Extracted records
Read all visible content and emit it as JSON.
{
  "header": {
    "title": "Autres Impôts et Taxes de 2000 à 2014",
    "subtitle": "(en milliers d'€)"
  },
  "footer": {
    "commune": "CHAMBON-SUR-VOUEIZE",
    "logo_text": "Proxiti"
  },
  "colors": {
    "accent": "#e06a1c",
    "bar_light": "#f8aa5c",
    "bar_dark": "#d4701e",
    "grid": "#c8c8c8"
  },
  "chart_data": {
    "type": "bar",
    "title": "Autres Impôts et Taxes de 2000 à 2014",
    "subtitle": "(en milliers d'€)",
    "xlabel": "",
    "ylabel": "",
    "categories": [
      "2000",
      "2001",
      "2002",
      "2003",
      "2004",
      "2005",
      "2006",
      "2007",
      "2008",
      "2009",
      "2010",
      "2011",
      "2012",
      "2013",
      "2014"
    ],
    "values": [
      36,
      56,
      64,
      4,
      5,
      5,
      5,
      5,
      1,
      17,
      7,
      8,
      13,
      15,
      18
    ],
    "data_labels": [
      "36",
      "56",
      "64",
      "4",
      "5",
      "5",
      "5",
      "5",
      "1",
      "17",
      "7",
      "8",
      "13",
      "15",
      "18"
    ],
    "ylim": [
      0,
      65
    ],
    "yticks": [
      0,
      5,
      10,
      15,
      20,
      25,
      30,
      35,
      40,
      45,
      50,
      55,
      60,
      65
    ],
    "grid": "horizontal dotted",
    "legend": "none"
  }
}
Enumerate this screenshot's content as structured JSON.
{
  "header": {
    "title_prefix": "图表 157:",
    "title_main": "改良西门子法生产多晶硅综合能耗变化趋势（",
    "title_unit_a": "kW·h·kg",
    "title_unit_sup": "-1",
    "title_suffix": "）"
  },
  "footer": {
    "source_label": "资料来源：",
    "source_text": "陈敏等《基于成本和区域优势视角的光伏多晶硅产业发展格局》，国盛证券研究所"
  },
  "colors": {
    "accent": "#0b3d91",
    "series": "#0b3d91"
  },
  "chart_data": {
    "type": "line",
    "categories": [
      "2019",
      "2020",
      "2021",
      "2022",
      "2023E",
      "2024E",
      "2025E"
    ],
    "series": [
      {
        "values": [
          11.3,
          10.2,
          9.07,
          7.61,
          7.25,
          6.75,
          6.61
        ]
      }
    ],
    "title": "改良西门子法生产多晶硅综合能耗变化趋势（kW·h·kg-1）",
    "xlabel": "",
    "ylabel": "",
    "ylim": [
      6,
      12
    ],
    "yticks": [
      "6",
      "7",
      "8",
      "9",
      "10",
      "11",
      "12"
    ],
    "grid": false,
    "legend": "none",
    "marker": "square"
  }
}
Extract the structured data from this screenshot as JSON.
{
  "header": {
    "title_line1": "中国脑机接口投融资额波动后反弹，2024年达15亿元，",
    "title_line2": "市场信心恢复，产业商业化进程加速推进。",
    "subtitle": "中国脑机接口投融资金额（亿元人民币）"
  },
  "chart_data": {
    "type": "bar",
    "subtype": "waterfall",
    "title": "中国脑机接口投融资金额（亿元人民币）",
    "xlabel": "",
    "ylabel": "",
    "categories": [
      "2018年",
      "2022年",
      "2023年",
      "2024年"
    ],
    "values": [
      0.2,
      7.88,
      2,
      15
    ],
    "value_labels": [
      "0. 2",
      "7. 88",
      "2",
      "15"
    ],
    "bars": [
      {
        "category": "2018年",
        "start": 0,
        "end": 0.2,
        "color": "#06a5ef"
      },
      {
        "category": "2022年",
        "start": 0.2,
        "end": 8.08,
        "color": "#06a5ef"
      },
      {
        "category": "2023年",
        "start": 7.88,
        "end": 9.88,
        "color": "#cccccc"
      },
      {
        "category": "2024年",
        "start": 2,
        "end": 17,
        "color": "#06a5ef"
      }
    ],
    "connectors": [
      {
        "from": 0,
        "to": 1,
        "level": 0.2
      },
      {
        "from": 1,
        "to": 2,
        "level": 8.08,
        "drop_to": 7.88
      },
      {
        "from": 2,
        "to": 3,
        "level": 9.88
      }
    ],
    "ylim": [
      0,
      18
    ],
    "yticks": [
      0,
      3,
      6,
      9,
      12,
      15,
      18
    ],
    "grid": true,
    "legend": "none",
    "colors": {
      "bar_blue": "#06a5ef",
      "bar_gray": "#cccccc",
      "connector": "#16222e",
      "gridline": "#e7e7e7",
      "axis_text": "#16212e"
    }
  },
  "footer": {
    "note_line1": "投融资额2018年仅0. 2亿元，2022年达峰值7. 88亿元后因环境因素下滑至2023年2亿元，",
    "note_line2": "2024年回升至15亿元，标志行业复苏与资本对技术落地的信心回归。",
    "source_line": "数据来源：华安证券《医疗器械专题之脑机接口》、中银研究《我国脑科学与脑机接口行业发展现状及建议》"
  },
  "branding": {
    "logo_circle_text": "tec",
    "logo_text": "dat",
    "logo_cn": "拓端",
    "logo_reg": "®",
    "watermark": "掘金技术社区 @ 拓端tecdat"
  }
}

Problem => Exactly reproduce all of the entries above.

Task solution =>
Read all visible content and emit it as JSON.
{
  "header": {
    "title": "Autres Impôts et Taxes de 2000 à 2014",
    "subtitle": "(en milliers d'€)"
  },
  "footer": {
    "commune": "CHAMBON-SUR-VOUEIZE",
    "logo_text": "Proxiti"
  },
  "colors": {
    "accent": "#e06a1c",
    "bar_light": "#f8aa5c",
    "bar_dark": "#d4701e",
    "grid": "#c8c8c8"
  },
  "chart_data": {
    "type": "bar",
    "title": "Autres Impôts et Taxes de 2000 à 2014",
    "subtitle": "(en milliers d'€)",
    "xlabel": "",
    "ylabel": "",
    "categories": [
      "2000",
      "2001",
      "2002",
      "2003",
      "2004",
      "2005",
      "2006",
      "2007",
      "2008",
      "2009",
      "2010",
      "2011",
      "2012",
      "2013",
      "2014"
    ],
    "values": [
      36,
      56,
      64,
      4,
      5,
      5,
      5,
      5,
      1,
      17,
      7,
      8,
      13,
      15,
      18
    ],
    "data_labels": [
      "36",
      "56",
      "64",
      "4",
      "5",
      "5",
      "5",
      "5",
      "1",
      "17",
      "7",
      "8",
      "13",
      "15",
      "18"
    ],
    "ylim": [
      0,
      65
    ],
    "yticks": [
      0,
      5,
      10,
      15,
      20,
      25,
      30,
      35,
      40,
      45,
      50,
      55,
      60,
      65
    ],
    "grid": "horizontal dotted",
    "legend": "none"
  }
}
Enumerate this screenshot's content as structured JSON.
{
  "header": {
    "title_prefix": "图表 157:",
    "title_main": "改良西门子法生产多晶硅综合能耗变化趋势（",
    "title_unit_a": "kW·h·kg",
    "title_unit_sup": "-1",
    "title_suffix": "）"
  },
  "footer": {
    "source_label": "资料来源：",
    "source_text": "陈敏等《基于成本和区域优势视角的光伏多晶硅产业发展格局》，国盛证券研究所"
  },
  "colors": {
    "accent": "#0b3d91",
    "series": "#0b3d91"
  },
  "chart_data": {
    "type": "line",
    "categories": [
      "2019",
      "2020",
      "2021",
      "2022",
      "2023E",
      "2024E",
      "2025E"
    ],
    "series": [
      {
        "values": [
          11.3,
          10.2,
          9.07,
          7.61,
          7.25,
          6.75,
          6.61
        ]
      }
    ],
    "title": "改良西门子法生产多晶硅综合能耗变化趋势（kW·h·kg-1）",
    "xlabel": "",
    "ylabel": "",
    "ylim": [
      6,
      12
    ],
    "yticks": [
      "6",
      "7",
      "8",
      "9",
      "10",
      "11",
      "12"
    ],
    "grid": false,
    "legend": "none",
    "marker": "square"
  }
}
Extract the structured data from this screenshot as JSON.
{
  "header": {
    "title_line1": "中国脑机接口投融资额波动后反弹，2024年达15亿元，",
    "title_line2": "市场信心恢复，产业商业化进程加速推进。",
    "subtitle": "中国脑机接口投融资金额（亿元人民币）"
  },
  "chart_data": {
    "type": "bar",
    "subtype": "waterfall",
    "title": "中国脑机接口投融资金额（亿元人民币）",
    "xlabel": "",
    "ylabel": "",
    "categories": [
      "2018年",
      "2022年",
      "2023年",
      "2024年"
    ],
    "values": [
      0.2,
      7.88,
      2,
      15
    ],
    "value_labels": [
      "0. 2",
      "7. 88",
      "2",
      "15"
    ],
    "bars": [
      {
        "category": "2018年",
        "start": 0,
        "end": 0.2,
        "color": "#06a5ef"
      },
      {
        "category": "2022年",
        "start": 0.2,
        "end": 8.08,
        "color": "#06a5ef"
      },
      {
        "category": "2023年",
        "start": 7.88,
        "end": 9.88,
        "color": "#cccccc"
      },
      {
        "category": "2024年",
        "start": 2,
        "end": 17,
        "color": "#06a5ef"
      }
    ],
    "connectors": [
      {
        "from": 0,
        "to": 1,
        "level": 0.2
      },
      {
        "from": 1,
        "to": 2,
        "level": 8.08,
        "drop_to": 7.88
      },
      {
        "from": 2,
        "to": 3,
        "level": 9.88
      }
    ],
    "ylim": [
      0,
      18
    ],
    "yticks": [
      0,
      3,
      6,
      9,
      12,
      15,
      18
    ],
    "grid": true,
    "legend": "none",
    "colors": {
      "bar_blue": "#06a5ef",
      "bar_gray": "#cccccc",
      "connector": "#16222e",
      "gridline": "#e7e7e7",
      "axis_text": "#16212e"
    }
  },
  "footer": {
    "note_line1": "投融资额2018年仅0. 2亿元，2022年达峰值7. 88亿元后因环境因素下滑至2023年2亿元，",
    "note_line2": "2024年回升至15亿元，标志行业复苏与资本对技术落地的信心回归。",
    "source_line": "数据来源：华安证券《医疗器械专题之脑机接口》、中银研究《我国脑科学与脑机接口行业发展现状及建议》"
  },
  "branding": {
    "logo_circle_text": "tec",
    "logo_text": "dat",
    "logo_cn": "拓端",
    "logo_reg": "®",
    "watermark": "掘金技术社区 @ 拓端tecdat"
  }
}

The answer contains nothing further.